Job –
Your task is to output the data exactly as it stands.

(Collected data)
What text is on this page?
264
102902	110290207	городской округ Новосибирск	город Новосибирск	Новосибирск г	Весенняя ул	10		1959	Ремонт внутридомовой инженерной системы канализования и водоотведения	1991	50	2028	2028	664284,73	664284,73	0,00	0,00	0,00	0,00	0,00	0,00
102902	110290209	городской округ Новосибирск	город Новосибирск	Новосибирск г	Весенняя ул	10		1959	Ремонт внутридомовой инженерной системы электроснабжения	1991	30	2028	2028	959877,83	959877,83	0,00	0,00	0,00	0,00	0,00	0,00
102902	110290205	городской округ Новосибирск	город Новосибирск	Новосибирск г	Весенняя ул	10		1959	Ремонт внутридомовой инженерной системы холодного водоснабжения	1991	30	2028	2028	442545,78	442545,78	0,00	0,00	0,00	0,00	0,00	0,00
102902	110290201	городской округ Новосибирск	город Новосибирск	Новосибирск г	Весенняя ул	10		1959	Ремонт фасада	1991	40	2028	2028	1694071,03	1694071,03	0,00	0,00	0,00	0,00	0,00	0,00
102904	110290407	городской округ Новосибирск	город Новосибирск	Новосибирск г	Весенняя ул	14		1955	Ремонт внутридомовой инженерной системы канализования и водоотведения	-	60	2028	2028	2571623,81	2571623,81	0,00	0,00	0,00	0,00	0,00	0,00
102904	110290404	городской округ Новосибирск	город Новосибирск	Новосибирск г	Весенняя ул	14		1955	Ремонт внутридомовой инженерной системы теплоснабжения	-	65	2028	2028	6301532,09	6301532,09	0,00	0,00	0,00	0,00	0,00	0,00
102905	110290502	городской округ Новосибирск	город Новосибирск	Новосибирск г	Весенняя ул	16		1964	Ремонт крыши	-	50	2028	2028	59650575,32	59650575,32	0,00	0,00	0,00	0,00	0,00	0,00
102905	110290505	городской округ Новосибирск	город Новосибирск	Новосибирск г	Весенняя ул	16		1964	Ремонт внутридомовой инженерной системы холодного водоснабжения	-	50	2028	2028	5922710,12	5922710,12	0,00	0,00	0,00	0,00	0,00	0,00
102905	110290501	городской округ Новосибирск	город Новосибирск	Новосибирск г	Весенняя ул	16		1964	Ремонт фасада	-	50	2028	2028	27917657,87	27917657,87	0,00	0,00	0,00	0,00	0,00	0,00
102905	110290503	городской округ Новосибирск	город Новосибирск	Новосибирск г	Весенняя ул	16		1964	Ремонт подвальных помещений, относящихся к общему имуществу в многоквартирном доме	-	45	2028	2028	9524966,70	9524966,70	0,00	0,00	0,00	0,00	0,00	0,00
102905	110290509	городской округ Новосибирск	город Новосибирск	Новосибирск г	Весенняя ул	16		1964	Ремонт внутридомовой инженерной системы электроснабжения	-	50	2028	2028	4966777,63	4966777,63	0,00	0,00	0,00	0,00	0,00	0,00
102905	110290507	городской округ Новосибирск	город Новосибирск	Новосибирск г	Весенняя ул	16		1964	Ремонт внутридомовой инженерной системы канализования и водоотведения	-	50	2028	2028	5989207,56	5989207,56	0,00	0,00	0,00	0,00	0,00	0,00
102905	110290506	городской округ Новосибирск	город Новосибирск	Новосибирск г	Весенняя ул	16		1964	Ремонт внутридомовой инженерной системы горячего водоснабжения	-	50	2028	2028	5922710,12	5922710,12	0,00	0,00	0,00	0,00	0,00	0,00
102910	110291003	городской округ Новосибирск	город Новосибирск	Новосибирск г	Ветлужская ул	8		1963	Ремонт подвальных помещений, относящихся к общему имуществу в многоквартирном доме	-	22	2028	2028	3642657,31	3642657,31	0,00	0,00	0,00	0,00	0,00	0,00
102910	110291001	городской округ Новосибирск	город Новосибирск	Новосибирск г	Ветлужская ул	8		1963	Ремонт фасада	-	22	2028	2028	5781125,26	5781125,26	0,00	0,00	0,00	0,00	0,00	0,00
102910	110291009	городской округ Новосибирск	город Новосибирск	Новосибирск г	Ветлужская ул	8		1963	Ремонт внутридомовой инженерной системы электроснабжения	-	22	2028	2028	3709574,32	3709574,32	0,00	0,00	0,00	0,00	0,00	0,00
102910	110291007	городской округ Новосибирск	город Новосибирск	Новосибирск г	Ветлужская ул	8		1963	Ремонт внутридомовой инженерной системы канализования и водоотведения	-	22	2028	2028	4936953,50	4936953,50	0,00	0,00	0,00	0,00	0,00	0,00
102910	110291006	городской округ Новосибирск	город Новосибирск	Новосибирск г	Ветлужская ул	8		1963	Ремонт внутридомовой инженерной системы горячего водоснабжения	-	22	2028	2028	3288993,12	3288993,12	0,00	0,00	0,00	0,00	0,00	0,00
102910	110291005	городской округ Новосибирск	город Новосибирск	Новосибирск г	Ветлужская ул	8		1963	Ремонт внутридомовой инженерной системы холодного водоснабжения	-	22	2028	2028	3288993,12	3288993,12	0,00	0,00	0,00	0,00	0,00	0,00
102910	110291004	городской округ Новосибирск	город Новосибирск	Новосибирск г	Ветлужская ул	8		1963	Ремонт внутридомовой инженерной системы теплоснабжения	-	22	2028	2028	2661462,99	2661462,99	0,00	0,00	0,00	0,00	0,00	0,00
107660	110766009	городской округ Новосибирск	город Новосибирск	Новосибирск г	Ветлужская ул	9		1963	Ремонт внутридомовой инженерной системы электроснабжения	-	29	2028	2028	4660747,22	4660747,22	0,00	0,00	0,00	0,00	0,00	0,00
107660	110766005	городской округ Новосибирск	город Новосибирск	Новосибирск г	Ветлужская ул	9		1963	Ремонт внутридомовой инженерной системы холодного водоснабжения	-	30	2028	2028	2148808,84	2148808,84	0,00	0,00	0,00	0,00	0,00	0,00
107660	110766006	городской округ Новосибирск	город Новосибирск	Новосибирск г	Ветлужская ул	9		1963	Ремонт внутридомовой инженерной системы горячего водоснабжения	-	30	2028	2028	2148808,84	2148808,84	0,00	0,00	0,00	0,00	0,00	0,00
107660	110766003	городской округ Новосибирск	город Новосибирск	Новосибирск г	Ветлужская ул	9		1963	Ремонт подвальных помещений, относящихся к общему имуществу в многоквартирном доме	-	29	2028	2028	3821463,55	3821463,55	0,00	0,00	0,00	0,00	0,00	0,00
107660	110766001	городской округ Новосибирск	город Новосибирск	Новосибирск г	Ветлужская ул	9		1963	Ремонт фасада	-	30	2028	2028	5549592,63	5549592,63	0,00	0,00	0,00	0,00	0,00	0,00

Problem solution –
What text is on this page?
264
102902	110290207	городской округ Новосибирск	город Новосибирск	Новосибирск г	Весенняя ул	10		1959	Ремонт внутридомовой инженерной системы канализования и водоотведения	1991	50	2028	2028	664284,73	664284,73	0,00	0,00	0,00	0,00	0,00	0,00
102902	110290209	городской округ Новосибирск	город Новосибирск	Новосибирск г	Весенняя ул	10		1959	Ремонт внутридомовой инженерной системы электроснабжения	1991	30	2028	2028	959877,83	959877,83	0,00	0,00	0,00	0,00	0,00	0,00
102902	110290205	городской округ Новосибирск	город Новосибирск	Новосибирск г	Весенняя ул	10		1959	Ремонт внутридомовой инженерной системы холодного водоснабжения	1991	30	2028	2028	442545,78	442545,78	0,00	0,00	0,00	0,00	0,00	0,00
102902	110290201	городской округ Новосибирск	город Новосибирск	Новосибирск г	Весенняя ул	10		1959	Ремонт фасада	1991	40	2028	2028	1694071,03	1694071,03	0,00	0,00	0,00	0,00	0,00	0,00
102904	110290407	городской округ Новосибирск	город Новосибирск	Новосибирск г	Весенняя ул	14		1955	Ремонт внутридомовой инженерной системы канализования и водоотведения	-	60	2028	2028	2571623,81	2571623,81	0,00	0,00	0,00	0,00	0,00	0,00
102904	110290404	городской округ Новосибирск	город Новосибирск	Новосибирск г	Весенняя ул	14		1955	Ремонт внутридомовой инженерной системы теплоснабжения	-	65	2028	2028	6301532,09	6301532,09	0,00	0,00	0,00	0,00	0,00	0,00
102905	110290502	городской округ Новосибирск	город Новосибирск	Новосибирск г	Весенняя ул	16		1964	Ремонт крыши	-	50	2028	2028	59650575,32	59650575,32	0,00	0,00	0,00	0,00	0,00	0,00
102905	110290505	городской округ Новосибирск	город Новосибирск	Новосибирск г	Весенняя ул	16		1964	Ремонт внутридомовой инженерной системы холодного водоснабжения	-	50	2028	2028	5922710,12	5922710,12	0,00	0,00	0,00	0,00	0,00	0,00
102905	110290501	городской округ Новосибирск	город Новосибирск	Новосибирск г	Весенняя ул	16		1964	Ремонт фасада	-	50	2028	2028	27917657,87	27917657,87	0,00	0,00	0,00	0,00	0,00	0,00
102905	110290503	городской округ Новосибирск	город Новосибирск	Новосибирск г	Весенняя ул	16		1964	Ремонт подвальных помещений, относящихся к общему имуществу в многоквартирном доме	-	45	2028	2028	9524966,70	9524966,70	0,00	0,00	0,00	0,00	0,00	0,00
102905	110290509	городской округ Новосибирск	город Новосибирск	Новосибирск г	Весенняя ул	16		1964	Ремонт внутридомовой инженерной системы электроснабжения	-	50	2028	2028	4966777,63	4966777,63	0,00	0,00	0,00	0,00	0,00	0,00
102905	110290507	городской округ Новосибирск	город Новосибирск	Новосибирск г	Весенняя ул	16		1964	Ремонт внутридомовой инженерной системы канализования и водоотведения	-	50	2028	2028	5989207,56	5989207,56	0,00	0,00	0,00	0,00	0,00	0,00
102905	110290506	городской округ Новосибирск	город Новосибирск	Новосибирск г	Весенняя ул	16		1964	Ремонт внутридомовой инженерной системы горячего водоснабжения	-	50	2028	2028	5922710,12	5922710,12	0,00	0,00	0,00	0,00	0,00	0,00
102910	110291003	городской округ Новосибирск	город Новосибирск	Новосибирск г	Ветлужская ул	8		1963	Ремонт подвальных помещений, относящихся к общему имуществу в многоквартирном доме	-	22	2028	2028	3642657,31	3642657,31	0,00	0,00	0,00	0,00	0,00	0,00
102910	110291001	городской округ Новосибирск	город Новосибирск	Новосибирск г	Ветлужская ул	8		1963	Ремонт фасада	-	22	2028	2028	5781125,26	5781125,26	0,00	0,00	0,00	0,00	0,00	0,00
102910	110291009	городской округ Новосибирск	город Новосибирск	Новосибирск г	Ветлужская ул	8		1963	Ремонт внутридомовой инженерной системы электроснабжения	-	22	2028	2028	3709574,32	3709574,32	0,00	0,00	0,00	0,00	0,00	0,00
102910	110291007	городской округ Новосибирск	город Новосибирск	Новосибирск г	Ветлужская ул	8		1963	Ремонт внутридомовой инженерной системы канализования и водоотведения	-	22	2028	2028	4936953,50	4936953,50	0,00	0,00	0,00	0,00	0,00	0,00
102910	110291006	городской округ Новосибирск	город Новосибирск	Новосибирск г	Ветлужская ул	8		1963	Ремонт внутридомовой инженерной системы горячего водоснабжения	-	22	2028	2028	3288993,12	3288993,12	0,00	0,00	0,00	0,00	0,00	0,00
102910	110291005	городской округ Новосибирск	город Новосибирск	Новосибирск г	Ветлужская ул	8		1963	Ремонт внутридомовой инженерной системы холодного водоснабжения	-	22	2028	2028	3288993,12	3288993,12	0,00	0,00	0,00	0,00	0,00	0,00
102910	110291004	городской округ Новосибирск	город Новосибирск	Новосибирск г	Ветлужская ул	8		1963	Ремонт внутридомовой инженерной системы теплоснабжения	-	22	2028	2028	2661462,99	2661462,99	0,00	0,00	0,00	0,00	0,00	0,00
107660	110766009	городской округ Новосибирск	город Новосибирск	Новосибирск г	Ветлужская ул	9		1963	Ремонт внутридомовой инженерной системы электроснабжения	-	29	2028	2028	4660747,22	4660747,22	0,00	0,00	0,00	0,00	0,00	0,00
107660	110766005	городской округ Новосибирск	город Новосибирск	Новосибирск г	Ветлужская ул	9		1963	Ремонт внутридомовой инженерной системы холодного водоснабжения	-	30	2028	2028	2148808,84	2148808,84	0,00	0,00	0,00	0,00	0,00	0,00
107660	110766006	городской округ Новосибирск	город Новосибирск	Новосибирск г	Ветлужская ул	9		1963	Ремонт внутридомовой инженерной системы горячего водоснабжения	-	30	2028	2028	2148808,84	2148808,84	0,00	0,00	0,00	0,00	0,00	0,00
107660	110766003	городской округ Новосибирск	город Новосибирск	Новосибирск г	Ветлужская ул	9		1963	Ремонт подвальных помещений, относящихся к общему имуществу в многоквартирном доме	-	29	2028	2028	3821463,55	3821463,55	0,00	0,00	0,00	0,00	0,00	0,00
107660	110766001	городской округ Новосибирск	город Новосибирск	Новосибирск г	Ветлужская ул	9		1963	Ремонт фасада	-	30	2028	2028	5549592,63	5549592,63	0,00	0,00	0,00	0,00	0,00	0,00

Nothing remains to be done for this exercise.